** start of Recorded information **

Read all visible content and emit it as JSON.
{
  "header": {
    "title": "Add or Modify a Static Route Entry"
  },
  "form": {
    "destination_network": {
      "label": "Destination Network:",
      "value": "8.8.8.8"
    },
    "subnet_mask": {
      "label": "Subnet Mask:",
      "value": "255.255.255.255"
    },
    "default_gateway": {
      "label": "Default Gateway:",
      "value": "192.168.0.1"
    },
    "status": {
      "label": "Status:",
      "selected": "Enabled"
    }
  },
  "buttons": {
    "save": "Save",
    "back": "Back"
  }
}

** end of Recorded information **

Repeat every entry exactly as written above.

### [Solved exercise]
Read all visible content and emit it as JSON.
{
  "header": {
    "title": "Add or Modify a Static Route Entry"
  },
  "form": {
    "destination_network": {
      "label": "Destination Network:",
      "value": "8.8.8.8"
    },
    "subnet_mask": {
      "label": "Subnet Mask:",
      "value": "255.255.255.255"
    },
    "default_gateway": {
      "label": "Default Gateway:",
      "value": "192.168.0.1"
    },
    "status": {
      "label": "Status:",
      "selected": "Enabled"
    }
  },
  "buttons": {
    "save": "Save",
    "back": "Back"
  }
}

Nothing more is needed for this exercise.